[TESTO ESTRATTO]
Wounded Knee aveva un significato per i nativi americani. Era infatti il teatro del massacro del 1890, dove persero la vita 300 Lakota. Nel frattempo la questione indiana sembrava essere “scomparsa”. Eppure intere comunità vivevano confinate nelle riserve, soggette ad una legge estranea e dipendente solo da considerazioni di tipo economico. Gli stessi “indiani” iniziarono a dividersi tra componenti “istituzionalizzate” – ovviamente più “moderate” e vicine alle politiche governative- e movimenti più radicali, come l’AIM, l’American Indian Movement. Proprio quest’ultimo fu protagonista del “ritorno” dei nativi a Wounded Knee. Questa volta non ci andarono per farsi massacrare, ma per resistere e combattere per i propri diritti. La causa scatenante furono proprio contrasti tra l’AIM e i l’amministrazione filogovernativa, alla cui testa vi era tale Dick Wilson, considerato un corrotto di prim’ordine e responsabile della povertà diffusa nella riserva di Pine Ridge. Il 27 febbraio del 1973 circa 200 nativi, molti dei quali armati, occuparono la cittadina di Wounded Knee prendendo in ostaggio una decina di civili che lavoravano nei negozietti turistici o nelle poche attività presenti nel villaggio. Alla loro testa c’era Russel Means, Lakota dalle chiare idee libertarie.
[/TESTO ESTRATTO]
[DATI FORNITI]
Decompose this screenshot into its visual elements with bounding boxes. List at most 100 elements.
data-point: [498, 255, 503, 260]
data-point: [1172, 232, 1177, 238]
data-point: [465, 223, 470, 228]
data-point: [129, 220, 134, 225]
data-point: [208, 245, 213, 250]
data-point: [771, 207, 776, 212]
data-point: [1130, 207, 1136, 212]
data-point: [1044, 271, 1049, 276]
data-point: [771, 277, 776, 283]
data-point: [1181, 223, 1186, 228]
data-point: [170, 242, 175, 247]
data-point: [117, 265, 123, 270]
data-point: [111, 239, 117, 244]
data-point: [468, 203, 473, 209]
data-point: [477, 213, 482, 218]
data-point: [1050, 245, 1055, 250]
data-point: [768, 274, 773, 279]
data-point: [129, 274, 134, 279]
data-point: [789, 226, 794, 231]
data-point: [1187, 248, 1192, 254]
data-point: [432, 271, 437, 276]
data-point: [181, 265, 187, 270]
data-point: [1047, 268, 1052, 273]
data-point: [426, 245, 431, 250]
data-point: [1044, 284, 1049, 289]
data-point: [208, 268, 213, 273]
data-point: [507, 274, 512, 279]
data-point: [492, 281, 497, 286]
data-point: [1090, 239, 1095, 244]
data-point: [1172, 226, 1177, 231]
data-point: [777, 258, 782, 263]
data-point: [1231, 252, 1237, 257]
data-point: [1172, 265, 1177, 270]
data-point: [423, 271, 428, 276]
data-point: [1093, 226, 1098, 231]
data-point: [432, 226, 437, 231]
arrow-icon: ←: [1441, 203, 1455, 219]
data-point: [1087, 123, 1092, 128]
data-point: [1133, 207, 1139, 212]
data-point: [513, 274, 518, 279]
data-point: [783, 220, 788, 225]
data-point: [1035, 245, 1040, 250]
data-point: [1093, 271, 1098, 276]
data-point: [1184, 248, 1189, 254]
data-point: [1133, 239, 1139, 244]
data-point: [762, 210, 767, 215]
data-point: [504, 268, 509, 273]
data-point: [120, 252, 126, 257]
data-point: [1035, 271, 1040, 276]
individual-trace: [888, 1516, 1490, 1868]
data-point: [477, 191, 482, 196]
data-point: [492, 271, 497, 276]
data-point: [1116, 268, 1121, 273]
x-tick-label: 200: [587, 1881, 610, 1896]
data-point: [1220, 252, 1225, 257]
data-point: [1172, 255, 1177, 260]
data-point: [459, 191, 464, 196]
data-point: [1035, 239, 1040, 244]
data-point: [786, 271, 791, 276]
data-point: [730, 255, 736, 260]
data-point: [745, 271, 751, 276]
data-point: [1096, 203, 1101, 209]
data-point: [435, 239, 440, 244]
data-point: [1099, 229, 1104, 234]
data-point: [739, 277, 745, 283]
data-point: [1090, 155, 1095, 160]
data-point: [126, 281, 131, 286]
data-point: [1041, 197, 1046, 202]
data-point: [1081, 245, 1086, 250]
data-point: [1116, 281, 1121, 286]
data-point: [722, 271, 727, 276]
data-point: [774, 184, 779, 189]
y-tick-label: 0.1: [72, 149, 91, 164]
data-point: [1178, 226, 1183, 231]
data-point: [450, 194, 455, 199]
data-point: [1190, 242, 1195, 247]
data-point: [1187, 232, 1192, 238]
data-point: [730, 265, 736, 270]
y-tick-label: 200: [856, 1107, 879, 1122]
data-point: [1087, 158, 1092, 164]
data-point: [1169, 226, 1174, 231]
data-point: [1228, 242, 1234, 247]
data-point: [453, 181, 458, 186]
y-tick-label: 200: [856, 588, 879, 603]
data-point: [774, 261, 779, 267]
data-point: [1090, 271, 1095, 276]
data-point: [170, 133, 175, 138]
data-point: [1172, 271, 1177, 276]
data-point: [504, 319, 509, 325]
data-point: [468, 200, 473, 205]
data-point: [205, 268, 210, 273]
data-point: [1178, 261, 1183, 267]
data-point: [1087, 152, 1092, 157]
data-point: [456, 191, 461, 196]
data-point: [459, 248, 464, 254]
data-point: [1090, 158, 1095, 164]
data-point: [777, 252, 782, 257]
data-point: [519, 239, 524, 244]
[/DATI FORNITI]
> ISTRUZIONI DEL COMPITO
Spiega, in base al testo su Wounded Knee, quale fu la causa scatenante del ritorno dei nativi a Wounded Knee nel 1973 e perché il luogo aveva un significato per loro.

> RISULTATO DEL COMPITO
La causa scatenante furono i contrasti tra l'AIM e l'amministrazione filogovernativa guidata da Dick Wilson, considerato un corrotto di prim'ordine e responsabile della povertà diffusa nella riserva di Pine Ridge. Il luogo aveva un significato per i nativi americani perché era stato il teatro del massacro del 1890, in cui persero la vita 300 Lakota.